▸ What this task involves
Each record that follows should be repeated exactly, minus any images.

▸ Extracted records
......

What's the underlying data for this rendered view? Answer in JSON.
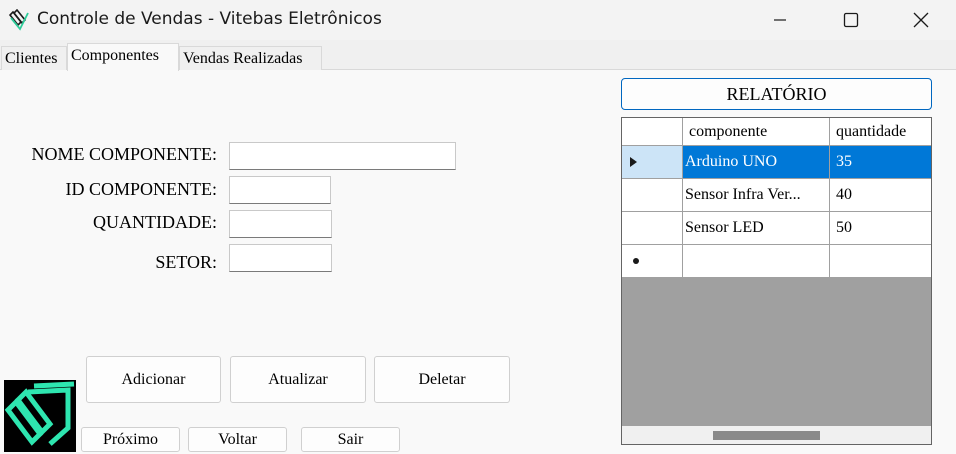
{
  "window": {
    "title": "Controle de Vendas - Vitebas Eletrônicos",
    "icon": "app-logo-icon",
    "accent": "#0078d7"
  },
  "tabs": [
    {
      "label": "Clientes",
      "active": false
    },
    {
      "label": "Componentes",
      "active": true
    },
    {
      "label": "Vendas Realizadas",
      "active": false
    }
  ],
  "form": {
    "nome_label": "NOME COMPONENTE:",
    "nome_value": "",
    "id_label": "ID COMPONENTE:",
    "id_value": "",
    "quantidade_label": "QUANTIDADE:",
    "quantidade_value": "",
    "setor_label": "SETOR:",
    "setor_value": ""
  },
  "actions": {
    "adicionar": "Adicionar",
    "atualizar": "Atualizar",
    "deletar": "Deletar",
    "proximo": "Próximo",
    "voltar": "Voltar",
    "sair": "Sair",
    "relatorio": "RELATÓRIO"
  },
  "grid": {
    "columns": [
      "componente",
      "quantidade"
    ],
    "rows": [
      {
        "componente": "Arduino UNO",
        "quantidade": "35",
        "selected": true
      },
      {
        "componente": "Sensor Infra Ver...",
        "quantidade": "40",
        "selected": false
      },
      {
        "componente": "Sensor LED",
        "quantidade": "50",
        "selected": false
      }
    ],
    "new_row_marker": "new-row-star-icon",
    "current_row_marker": "row-pointer-icon"
  }
}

......

▸ The result
What's the underlying data for this rendered view? Answer in JSON.
{
  "window": {
    "title": "Controle de Vendas - Vitebas Eletrônicos",
    "icon": "app-logo-icon",
    "accent": "#0078d7"
  },
  "tabs": [
    {
      "label": "Clientes",
      "active": false
    },
    {
      "label": "Componentes",
      "active": true
    },
    {
      "label": "Vendas Realizadas",
      "active": false
    }
  ],
  "form": {
    "nome_label": "NOME COMPONENTE:",
    "nome_value": "",
    "id_label": "ID COMPONENTE:",
    "id_value": "",
    "quantidade_label": "QUANTIDADE:",
    "quantidade_value": "",
    "setor_label": "SETOR:",
    "setor_value": ""
  },
  "actions": {
    "adicionar": "Adicionar",
    "atualizar": "Atualizar",
    "deletar": "Deletar",
    "proximo": "Próximo",
    "voltar": "Voltar",
    "sair": "Sair",
    "relatorio": "RELATÓRIO"
  },
  "grid": {
    "columns": [
      "componente",
      "quantidade"
    ],
    "rows": [
      {
        "componente": "Arduino UNO",
        "quantidade": "35",
        "selected": true
      },
      {
        "componente": "Sensor Infra Ver...",
        "quantidade": "40",
        "selected": false
      },
      {
        "componente": "Sensor LED",
        "quantidade": "50",
        "selected": false
      }
    ],
    "new_row_marker": "new-row-star-icon",
    "current_row_marker": "row-pointer-icon"
  }
}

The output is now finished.